- Collected data:
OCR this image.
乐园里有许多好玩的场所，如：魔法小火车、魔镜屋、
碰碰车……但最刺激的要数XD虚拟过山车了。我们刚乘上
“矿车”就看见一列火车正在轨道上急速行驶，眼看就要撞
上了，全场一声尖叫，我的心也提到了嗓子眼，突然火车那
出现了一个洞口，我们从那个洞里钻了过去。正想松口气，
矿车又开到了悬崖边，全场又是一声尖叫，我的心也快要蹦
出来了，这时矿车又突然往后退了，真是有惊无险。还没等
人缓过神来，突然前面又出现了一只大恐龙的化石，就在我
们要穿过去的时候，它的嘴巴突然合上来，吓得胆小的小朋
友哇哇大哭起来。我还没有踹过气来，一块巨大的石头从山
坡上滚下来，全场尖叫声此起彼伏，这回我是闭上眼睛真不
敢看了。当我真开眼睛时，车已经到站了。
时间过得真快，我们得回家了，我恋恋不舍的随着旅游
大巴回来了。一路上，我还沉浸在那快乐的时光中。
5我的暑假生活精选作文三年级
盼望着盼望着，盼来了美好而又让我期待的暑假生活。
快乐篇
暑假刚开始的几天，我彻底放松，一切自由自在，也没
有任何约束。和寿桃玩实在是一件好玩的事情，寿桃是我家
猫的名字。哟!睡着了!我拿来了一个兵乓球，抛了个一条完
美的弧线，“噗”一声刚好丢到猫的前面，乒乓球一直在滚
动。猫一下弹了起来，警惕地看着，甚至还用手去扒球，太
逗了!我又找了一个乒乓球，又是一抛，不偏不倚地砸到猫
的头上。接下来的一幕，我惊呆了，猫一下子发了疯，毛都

- AIM:
Please repeat the material above, word for word and in full.

- RESPONSE FOR THIS EXERCISE:
OCR this image.
乐园里有许多好玩的场所，如：魔法小火车、魔镜屋、
碰碰车……但最刺激的要数XD虚拟过山车了。我们刚乘上
“矿车”就看见一列火车正在轨道上急速行驶，眼看就要撞
上了，全场一声尖叫，我的心也提到了嗓子眼，突然火车那
出现了一个洞口，我们从那个洞里钻了过去。正想松口气，
矿车又开到了悬崖边，全场又是一声尖叫，我的心也快要蹦
出来了，这时矿车又突然往后退了，真是有惊无险。还没等
人缓过神来，突然前面又出现了一只大恐龙的化石，就在我
们要穿过去的时候，它的嘴巴突然合上来，吓得胆小的小朋
友哇哇大哭起来。我还没有踹过气来，一块巨大的石头从山
坡上滚下来，全场尖叫声此起彼伏，这回我是闭上眼睛真不
敢看了。当我真开眼睛时，车已经到站了。
时间过得真快，我们得回家了，我恋恋不舍的随着旅游
大巴回来了。一路上，我还沉浸在那快乐的时光中。
5我的暑假生活精选作文三年级
盼望着盼望着，盼来了美好而又让我期待的暑假生活。
快乐篇
暑假刚开始的几天，我彻底放松，一切自由自在，也没
有任何约束。和寿桃玩实在是一件好玩的事情，寿桃是我家
猫的名字。哟!睡着了!我拿来了一个兵乓球，抛了个一条完
美的弧线，“噗”一声刚好丢到猫的前面，乒乓球一直在滚
动。猫一下弹了起来，警惕地看着，甚至还用手去扒球，太
逗了!我又找了一个乒乓球，又是一抛，不偏不倚地砸到猫
的头上。接下来的一幕，我惊呆了，猫一下子发了疯，毛都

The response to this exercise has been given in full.